- What you should do -
Search the data below for "icon"; list each line that holds it.

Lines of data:
-----

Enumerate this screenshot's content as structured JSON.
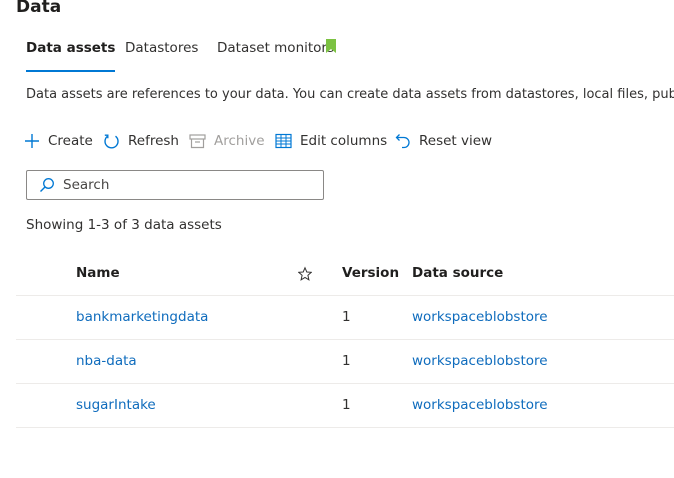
{
  "page": {
    "title": "Data"
  },
  "tabs": [
    {
      "label": "Data assets",
      "active": true
    },
    {
      "label": "Datastores",
      "active": false
    },
    {
      "label": "Dataset monitors",
      "active": false,
      "badge_icon": "bookmark-flag-icon",
      "badge_color": "#7cc242"
    }
  ],
  "description": "Data assets are references to your data. You can create data assets from datastores, local files, public URLs",
  "toolbar": {
    "create": {
      "label": "Create",
      "icon": "plus-icon"
    },
    "refresh": {
      "label": "Refresh",
      "icon": "refresh-icon"
    },
    "archive": {
      "label": "Archive",
      "icon": "archive-icon",
      "disabled": true
    },
    "edit_columns": {
      "label": "Edit columns",
      "icon": "columns-icon"
    },
    "reset_view": {
      "label": "Reset view",
      "icon": "undo-icon"
    }
  },
  "search": {
    "placeholder": "Search",
    "value": ""
  },
  "count_text": "Showing 1-3 of 3 data assets",
  "table": {
    "columns": {
      "name": "Name",
      "favorite_icon": "star-outline-icon",
      "version": "Version",
      "data_source": "Data source"
    },
    "rows": [
      {
        "name": "bankmarketingdata",
        "version": "1",
        "data_source": "workspaceblobstore"
      },
      {
        "name": "nba-data",
        "version": "1",
        "data_source": "workspaceblobstore"
      },
      {
        "name": "sugarIntake",
        "version": "1",
        "data_source": "workspaceblobstore"
      }
    ]
  },
  "colors": {
    "accent": "#0078d4",
    "link": "#0f6cbd",
    "text": "#323130",
    "disabled": "#a19f9d"
  }
}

-----

- Worked solution -
      "badge_icon": "bookmark-flag-icon",
      "icon": "plus-icon"
      "icon": "refresh-icon"
      "icon": "archive-icon",
      "icon": "columns-icon"
      "icon": "undo-icon"
      "favorite_icon": "star-outline-icon",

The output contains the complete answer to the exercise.